### Stated exercise
Copy exactly, and only, the lines from the line containing "What does this" through the last line of the records below, both included, and leave out any pictures.

Supplied information start

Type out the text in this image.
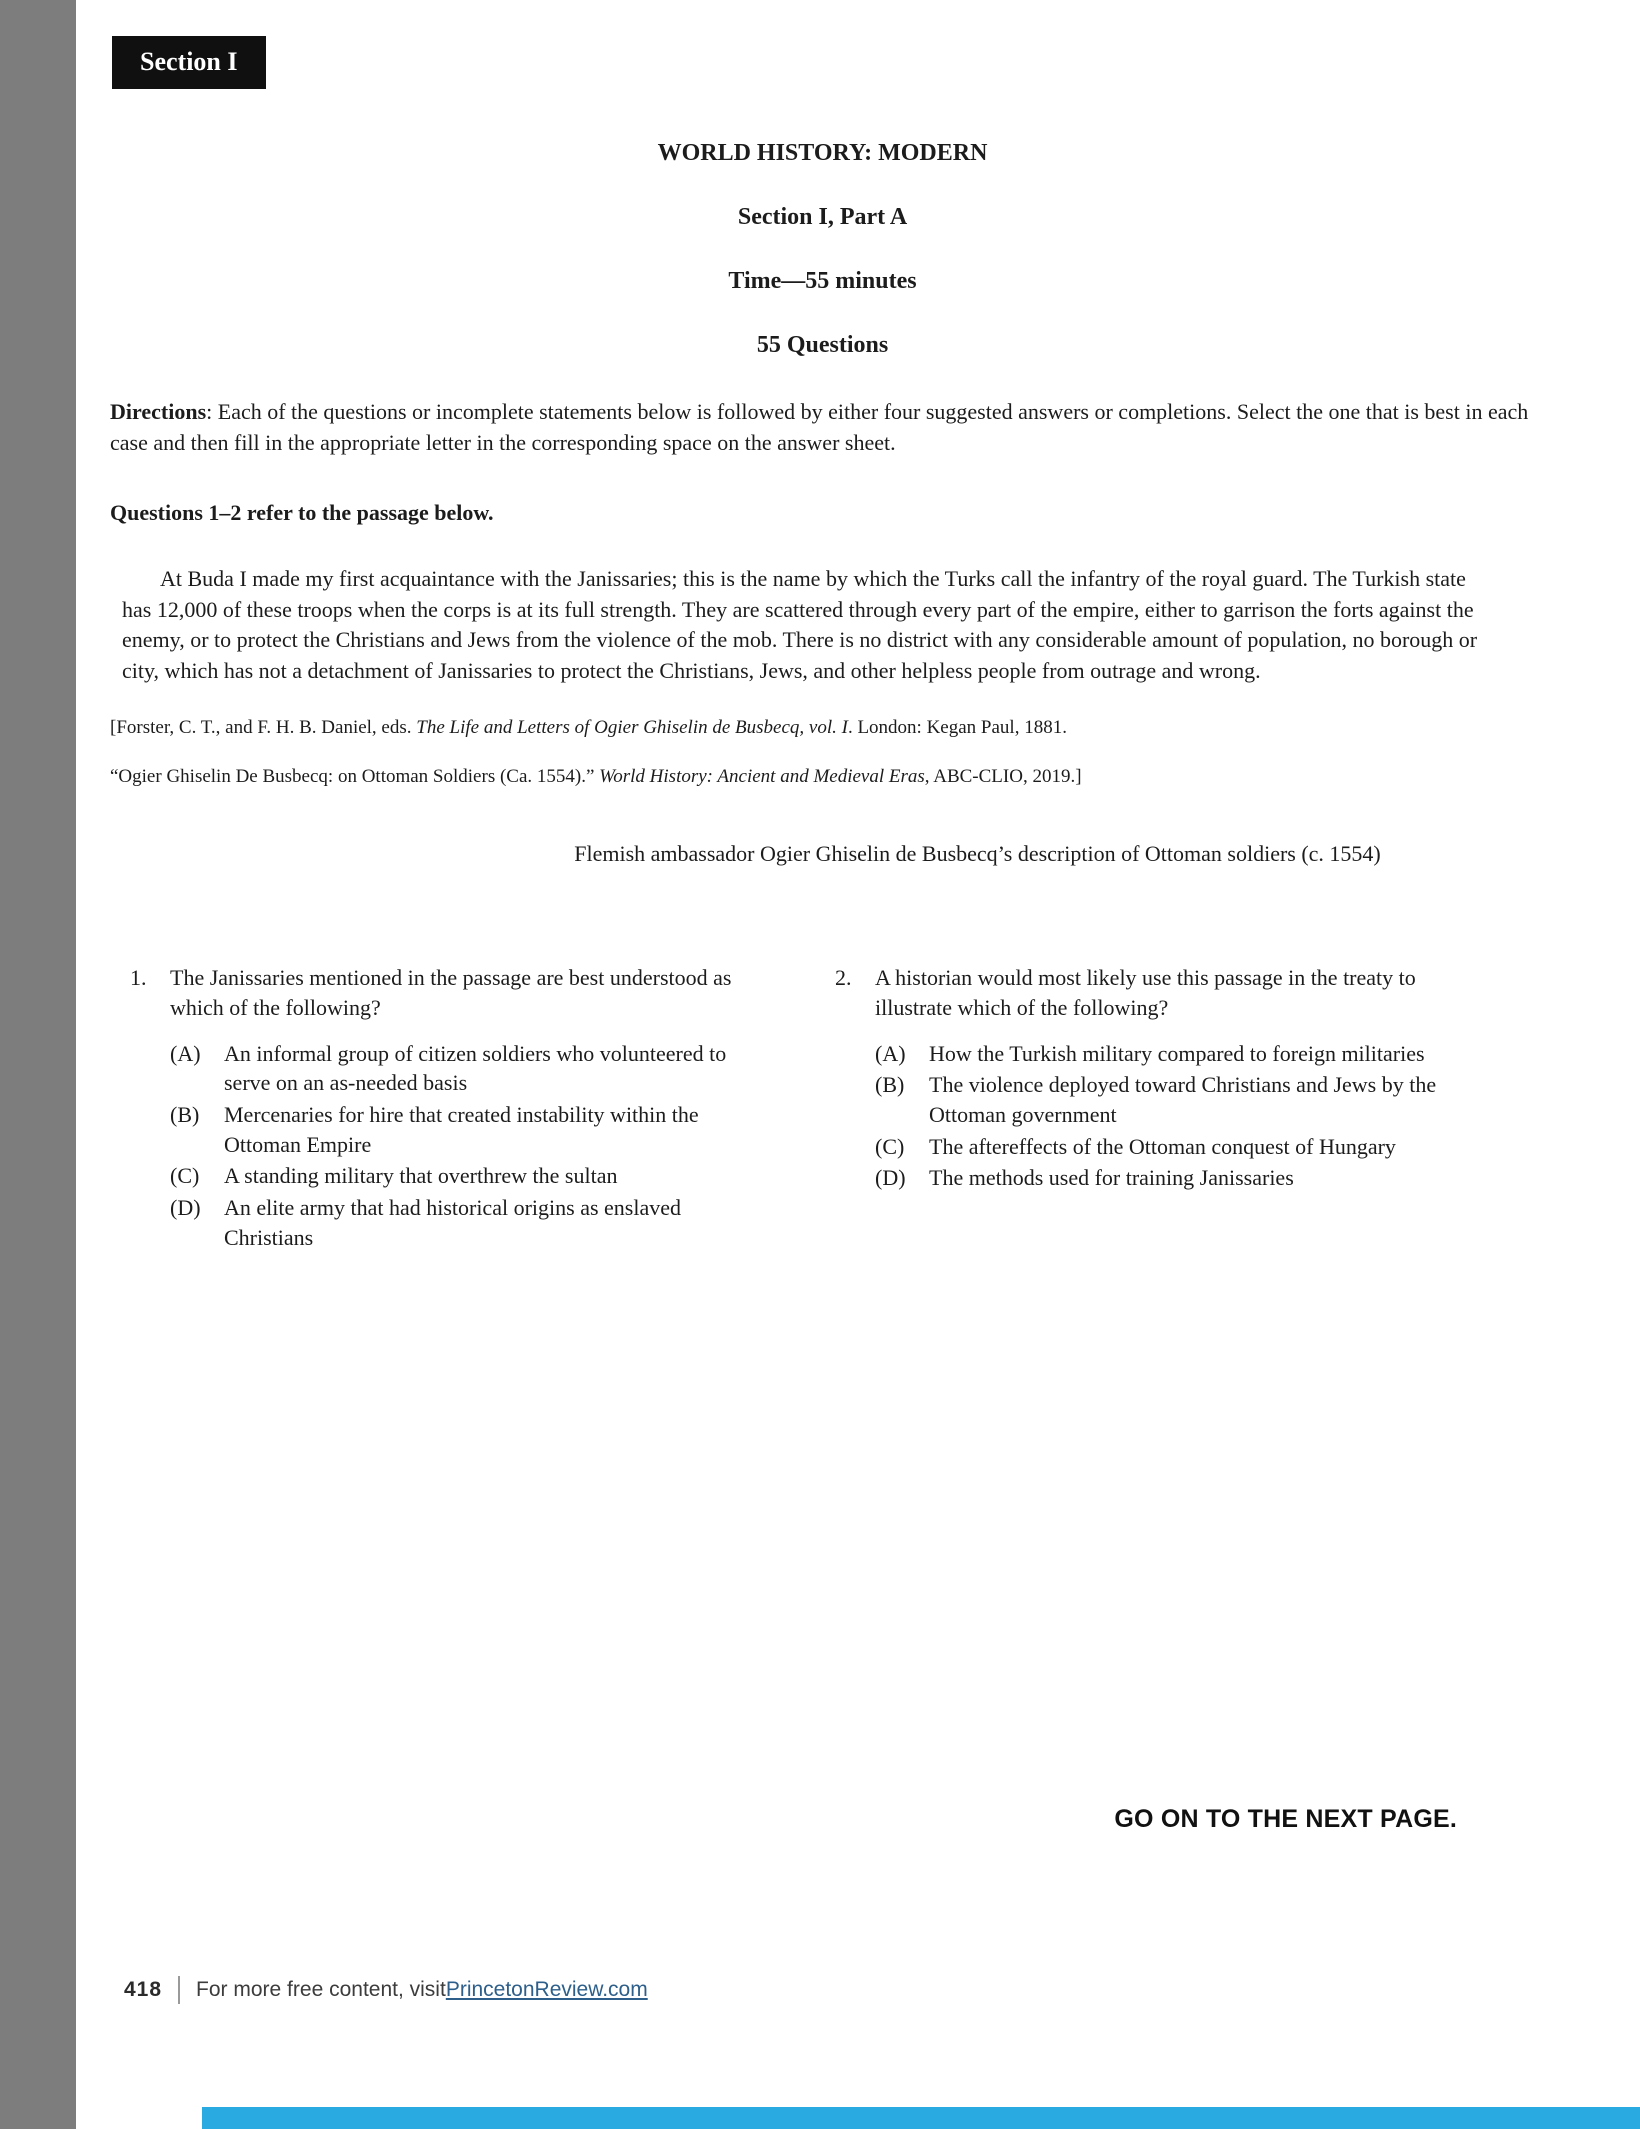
Section I
WORLD HISTORY: MODERN
Section I, Part A
Time—55 minutes
55 Questions

Directions: Each of the questions or incomplete statements below is followed by either four suggested answers or completions. Select the one that is best in each case and then fill in the appropriate letter in the corresponding space on the answer sheet.

Questions 1–2 refer to the passage below.

At Buda I made my first acquaintance with the Janissaries; this is the name by which the Turks call the infantry of the royal guard. The Turkish state has 12,000 of these troops when the corps is at its full strength. They are scattered through every part of the empire, either to garrison the forts against the enemy, or to protect the Christians and Jews from the violence of the mob. There is no district with any considerable amount of population, no borough or city, which has not a detachment of Janissaries to protect the Christians, Jews, and other helpless people from outrage and wrong.

[Forster, C. T., and F. H. B. Daniel, eds. The Life and Letters of Ogier Ghiselin de Busbecq, vol. I. London: Kegan Paul, 1881.

“Ogier Ghiselin De Busbecq: on Ottoman Soldiers (Ca. 1554).” World History: Ancient and Medieval Eras, ABC-CLIO, 2019.]

Flemish ambassador Ogier Ghiselin de Busbecq’s description of Ottoman soldiers (c. 1554)
1.	The Janissaries mentioned in the passage are best understood as which of the following?
(A)	An informal group of citizen soldiers who volunteered to serve on an as-needed basis
(B)	Mercenaries for hire that created instability within the Ottoman Empire
(C)	A standing military that overthrew the sultan
(D)	An elite army that had historical origins as enslaved Christians
2.	A historian would most likely use this passage in the treaty to illustrate which of the following?
(A)	How the Turkish military compared to foreign militaries
(B)	The violence deployed toward Christians and Jews by the Ottoman government
(C)	The aftereffects of the Ottoman conquest of Hungary
(D)	The methods used for training Janissaries
GO ON TO THE NEXT PAGE.
418 For more free content, visit PrincetonReview.com
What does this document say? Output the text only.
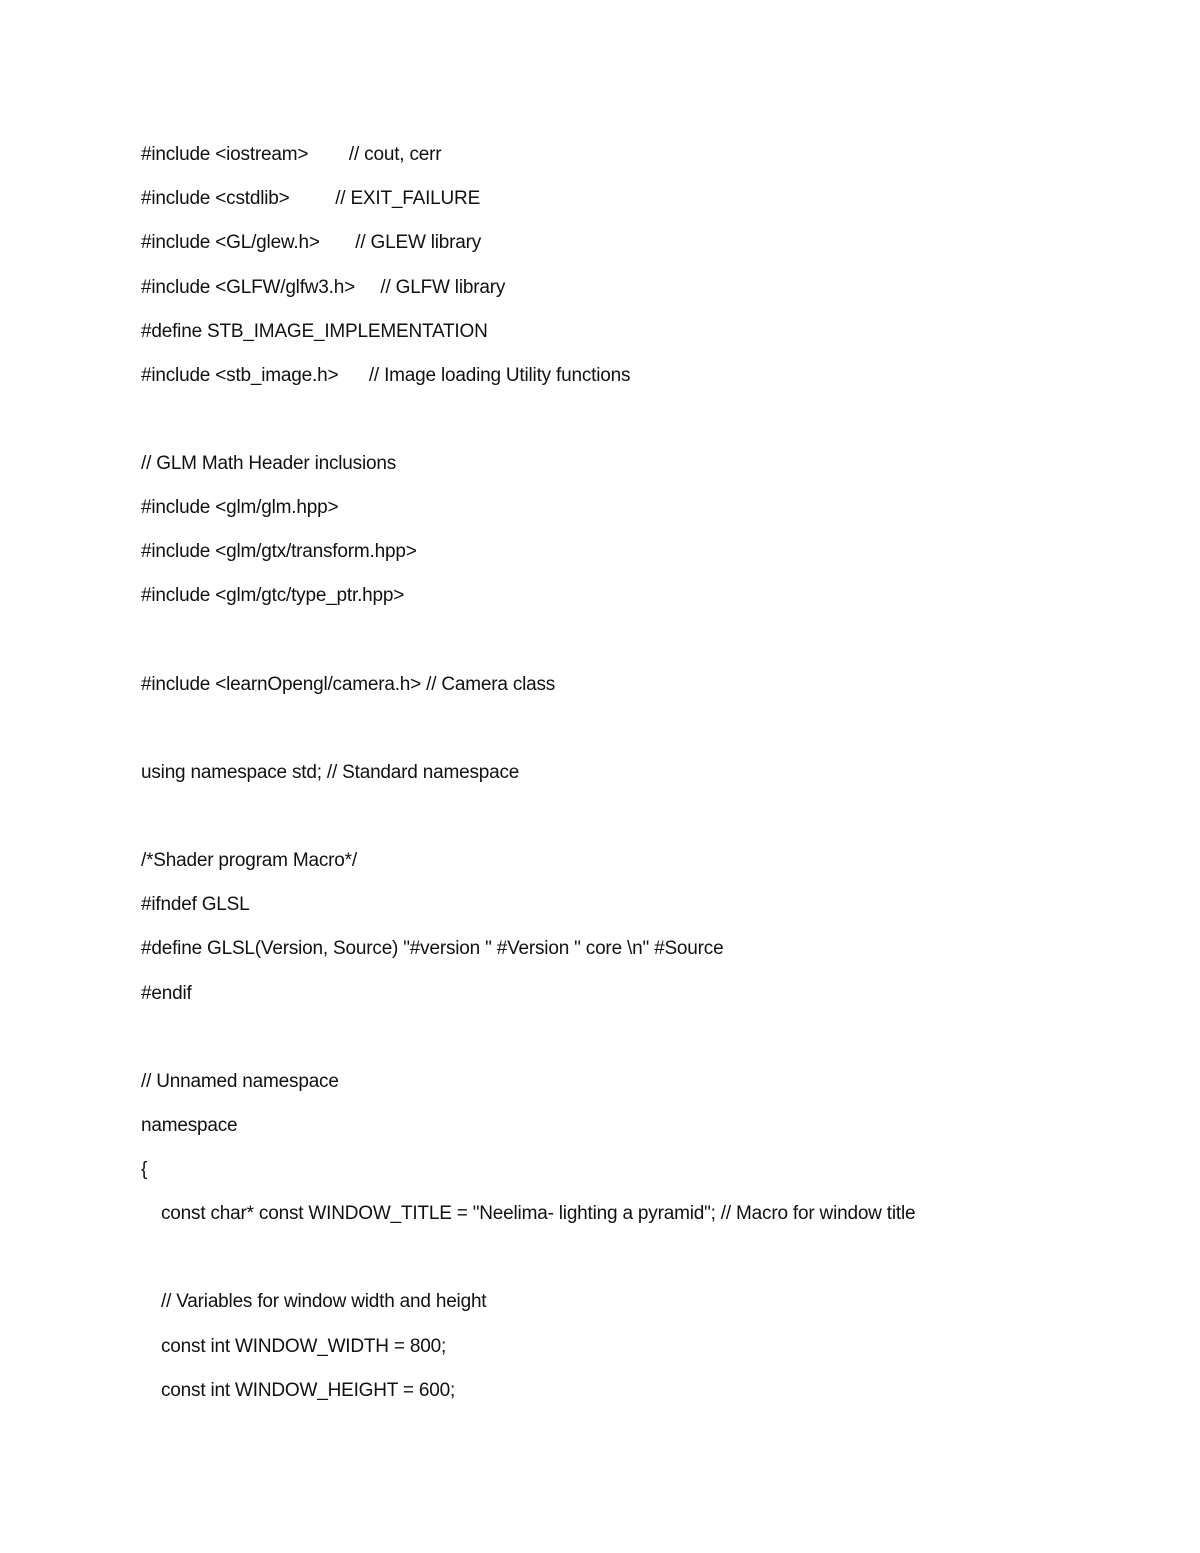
#include <iostream>        // cout, cerr
#include <cstdlib>         // EXIT_FAILURE
#include <GL/glew.h>       // GLEW library
#include <GLFW/glfw3.h>     // GLFW library
#define STB_IMAGE_IMPLEMENTATION
#include <stb_image.h>      // Image loading Utility functions
// GLM Math Header inclusions
#include <glm/glm.hpp>
#include <glm/gtx/transform.hpp>
#include <glm/gtc/type_ptr.hpp>
#include <learnOpengl/camera.h> // Camera class
using namespace std; // Standard namespace
/*Shader program Macro*/
#ifndef GLSL
#define GLSL(Version, Source) "#version " #Version " core \n" #Source
#endif
// Unnamed namespace
namespace
{
const char* const WINDOW_TITLE = "Neelima- lighting a pyramid"; // Macro for window title
// Variables for window width and height
const int WINDOW_WIDTH = 800;
const int WINDOW_HEIGHT = 600;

Supplied information end

### Worked solution
What does this document say? Output the text only.
#include <iostream>        // cout, cerr
#include <cstdlib>         // EXIT_FAILURE
#include <GL/glew.h>       // GLEW library
#include <GLFW/glfw3.h>     // GLFW library
#define STB_IMAGE_IMPLEMENTATION
#include <stb_image.h>      // Image loading Utility functions
// GLM Math Header inclusions
#include <glm/glm.hpp>
#include <glm/gtx/transform.hpp>
#include <glm/gtc/type_ptr.hpp>
#include <learnOpengl/camera.h> // Camera class
using namespace std; // Standard namespace
/*Shader program Macro*/
#ifndef GLSL
#define GLSL(Version, Source) "#version " #Version " core \n" #Source
#endif
// Unnamed namespace
namespace
{
const char* const WINDOW_TITLE = "Neelima- lighting a pyramid"; // Macro for window title
// Variables for window width and height
const int WINDOW_WIDTH = 800;
const int WINDOW_HEIGHT = 600;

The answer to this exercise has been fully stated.